What you will do
Copy the lines of the material verbatim, beginning at the line that contains "- column-header: N." and stopping after the line that contains "- help-text: Descarregue". Include both of those lines.

Material for the task
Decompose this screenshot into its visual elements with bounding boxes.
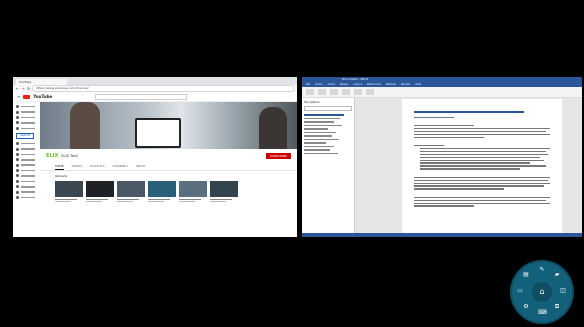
pen-icon[interactable]: ✎ xyxy=(538,266,546,274)
word-status-bar xyxy=(302,233,582,237)
reload-icon[interactable]: ⟳ xyxy=(27,85,30,92)
nav-heading-item[interactable] xyxy=(304,142,326,144)
help-icon xyxy=(16,196,19,200)
ribbon-tab-view[interactable]: View xyxy=(415,82,421,87)
sign-in-button[interactable]: SIGN IN xyxy=(16,132,34,139)
ribbon-tab-file[interactable]: File xyxy=(306,82,310,87)
sidebar-item[interactable] xyxy=(13,195,40,200)
document-title xyxy=(414,110,524,113)
eraser-icon[interactable]: ◫ xyxy=(559,287,567,295)
channel-page: ELIX ELIX Tech SUBSCRIBE HOME VIDEOS PLA… xyxy=(40,102,297,237)
browser-toolbar: ← → ⟳ https://www.youtube.com/channel/ xyxy=(13,85,297,92)
ribbon-tab-mailings[interactable]: Mailings xyxy=(386,82,396,87)
live-icon xyxy=(16,169,19,173)
ribbon-tab-references[interactable]: References xyxy=(367,82,381,87)
library-icon xyxy=(16,121,19,125)
nav-heading-item[interactable] xyxy=(304,135,332,137)
nav-heading-item[interactable] xyxy=(304,121,334,123)
ribbon-button[interactable] xyxy=(366,89,374,95)
movies-icon xyxy=(16,158,19,162)
forward-icon[interactable]: → xyxy=(21,85,24,92)
ribbon-tab-home[interactable]: Home xyxy=(315,82,322,87)
keyboard-icon[interactable]: ⌨ xyxy=(538,309,547,317)
word-ribbon xyxy=(302,87,582,98)
nav-heading-item[interactable] xyxy=(304,114,344,116)
video-card[interactable] xyxy=(148,181,176,203)
channel-logo[interactable]: ELIX xyxy=(46,153,58,159)
home-icon xyxy=(16,105,19,109)
video-card[interactable] xyxy=(210,181,238,203)
browser-window: YouTube ← → ⟳ https://www.youtube.com/ch… xyxy=(13,77,297,237)
highlighter-icon[interactable]: ▰ xyxy=(553,271,561,279)
360-video-icon xyxy=(16,179,19,183)
channel-banner xyxy=(40,102,297,149)
browser-tab-strip: YouTube xyxy=(13,77,297,85)
navigation-search-input[interactable] xyxy=(304,106,352,111)
youtube-logo-icon[interactable] xyxy=(23,94,31,99)
gaming-icon xyxy=(16,152,19,156)
ribbon-tab-insert[interactable]: Insert xyxy=(328,82,335,87)
spotlight-icon xyxy=(16,174,19,178)
ribbon-tab-review[interactable]: Review xyxy=(401,82,410,87)
folder-icon[interactable]: ▤ xyxy=(522,271,530,279)
home-icon[interactable]: ⌂ xyxy=(532,282,552,302)
sports-icon xyxy=(16,147,19,151)
ribbon-button[interactable] xyxy=(354,89,362,95)
youtube-wordmark: YouTube xyxy=(33,94,53,99)
nav-heading-item[interactable] xyxy=(304,152,338,154)
ribbon-button[interactable] xyxy=(330,89,338,95)
video-card[interactable] xyxy=(179,181,207,203)
ribbon-button[interactable] xyxy=(306,89,314,95)
sidebar-item[interactable] xyxy=(13,126,40,131)
word-window: Document - Word File Home Insert Design … xyxy=(302,77,582,237)
nav-heading-item[interactable] xyxy=(304,138,339,140)
video-card[interactable] xyxy=(117,181,145,203)
back-icon[interactable]: ← xyxy=(16,85,19,92)
subscribe-button[interactable]: SUBSCRIBE xyxy=(265,153,291,159)
music-icon xyxy=(16,142,19,146)
screenshot-icon[interactable]: ⧉ xyxy=(553,303,561,311)
ribbon-button[interactable] xyxy=(342,89,350,95)
settings-icon[interactable]: ⚙ xyxy=(522,303,530,311)
nav-heading-item[interactable] xyxy=(304,124,342,126)
channel-tabs: HOME VIDEOS PLAYLISTS CHANNELS ABOUT xyxy=(40,163,297,171)
whiteboard-icon[interactable]: ▭ xyxy=(516,287,524,295)
channel-header: ELIX ELIX Tech SUBSCRIBE xyxy=(40,149,297,163)
document-page[interactable] xyxy=(402,99,562,237)
tab-home[interactable]: HOME xyxy=(55,163,64,170)
ribbon-tab-layout[interactable]: Layout xyxy=(353,82,362,87)
tab-about[interactable]: ABOUT xyxy=(136,163,146,170)
settings-icon xyxy=(16,190,19,194)
trending-icon xyxy=(16,110,19,114)
menu-icon[interactable]: ≡ xyxy=(17,93,20,100)
video-card[interactable] xyxy=(86,181,114,203)
youtube-sidebar: SIGN IN xyxy=(13,102,40,237)
tab-videos[interactable]: VIDEOS xyxy=(72,163,83,170)
radial-tool-menu: ⌂ ✎ ▰ ◫ ⧉ ⌨ ⚙ ▭ ▤ xyxy=(512,262,572,322)
uploads-heading[interactable]: Uploads xyxy=(40,171,297,181)
navigation-pane: Navigation xyxy=(302,98,355,233)
browse-channels-icon xyxy=(16,185,19,189)
nav-heading-item[interactable] xyxy=(304,117,340,119)
ribbon-button[interactable] xyxy=(318,89,326,95)
address-bar[interactable]: https://www.youtube.com/channel/ xyxy=(32,85,294,92)
youtube-header: ≡ YouTube xyxy=(13,92,297,102)
nav-heading-item[interactable] xyxy=(304,145,334,147)
document-subtitle xyxy=(414,116,454,118)
nav-heading-item[interactable] xyxy=(304,128,328,130)
tab-playlists[interactable]: PLAYLISTS xyxy=(90,163,104,170)
video-card[interactable] xyxy=(55,181,83,203)
search-input[interactable] xyxy=(95,93,188,100)
history-icon xyxy=(16,126,19,130)
tab-channels[interactable]: CHANNELS xyxy=(113,163,128,170)
navigation-title: Navigation xyxy=(304,100,321,104)
channel-name: ELIX Tech xyxy=(61,154,78,158)
news-icon xyxy=(16,163,19,167)
nav-heading-item[interactable] xyxy=(304,131,336,133)
nav-heading-item[interactable] xyxy=(304,149,330,151)
video-list xyxy=(40,181,297,203)
ribbon-tab-design[interactable]: Design xyxy=(340,82,349,87)
subscriptions-icon xyxy=(16,115,19,119)
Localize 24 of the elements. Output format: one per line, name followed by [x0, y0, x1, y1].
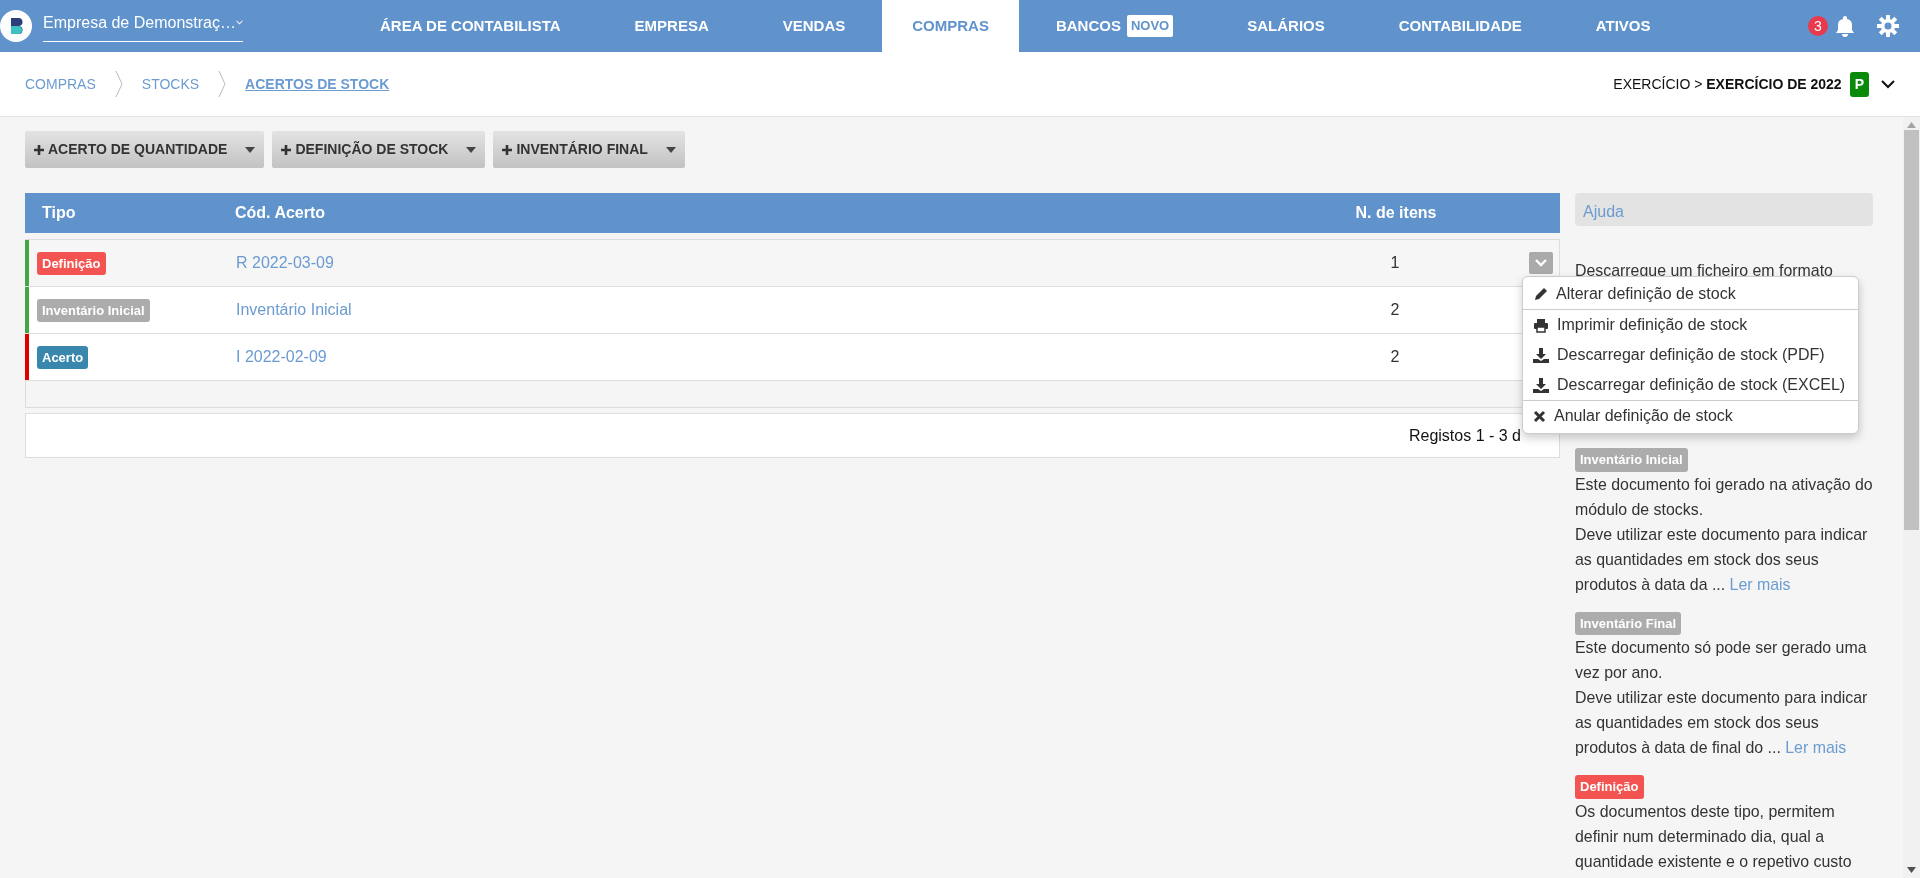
- column-header: N. de itens: [1354, 203, 1438, 223]
- help-text: Deve utilizar este documento para indicar as quantidades em stock dos seus produtos à data de final do ... Ler mais: [1575, 688, 1869, 758]
- type-tag: Inventário Inicial: [37, 298, 150, 323]
- status-badge: P: [1849, 71, 1869, 97]
- type-tag: Definição: [37, 251, 106, 276]
- help-text: Os documentos deste tipo, permitem definir num determinado dia, qual a quantidade existente e o repetivo custo: [1575, 801, 1853, 872]
- type-tag: Acerto: [37, 345, 89, 370]
- item-count: 1: [1390, 254, 1400, 271]
- item-count: 2: [1390, 348, 1400, 365]
- pagination-info: Registos 1 - 3 d: [1408, 425, 1521, 446]
- help-text: Descarregue um ficheiro em formato: [1575, 261, 1834, 281]
- help-header: Ajuda: [1575, 193, 1873, 226]
- type-tag: Definição: [1575, 775, 1644, 799]
- help-text: Deve utilizar este documento para indicar as quantidades em stock dos seus produtos à data da ... Ler mais: [1575, 524, 1869, 595]
- help-text: Este documento foi gerado na ativação do módulo de stocks.: [1575, 474, 1873, 520]
- notification-count: 3: [1808, 16, 1828, 36]
- fiscal-year-label: EXERCÍCIO > EXERCÍCIO DE 2022: [1613, 74, 1842, 94]
- column-header: Cód. Acerto: [235, 203, 327, 223]
- type-tag: Inventário Inicial: [1575, 448, 1688, 472]
- item-count: 2: [1390, 301, 1400, 318]
- help-text: Este documento só pode ser gerado uma vez por ano.: [1575, 638, 1868, 683]
- new-badge: NOVO: [1126, 15, 1174, 37]
- column-header: Tipo: [41, 203, 77, 223]
- type-tag: Inventário Final: [1575, 611, 1682, 635]
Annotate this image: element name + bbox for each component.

Output for this exercise
- column-header: N. de itens: [1354, 203, 1438, 223]
- help-text: Deve utilizar este documento para indicar as quantidades em stock dos seus produtos à data de final do ... Ler mais: [1575, 688, 1869, 758]
- type-tag: Inventário Inicial: [37, 298, 150, 323]
- status-badge: P: [1849, 71, 1869, 97]
- type-tag: Definição: [37, 251, 106, 276]
- help-text: Os documentos deste tipo, permitem definir num determinado dia, qual a quantidade existente e o repetivo custo: [1575, 801, 1853, 872]
- type-tag: Acerto: [37, 345, 89, 370]
- item-count: 1: [1390, 254, 1400, 271]
- item-count: 2: [1390, 348, 1400, 365]
- pagination-info: Registos 1 - 3 d: [1408, 425, 1521, 446]
- help-text: Descarregue um ficheiro em formato: [1575, 261, 1834, 281]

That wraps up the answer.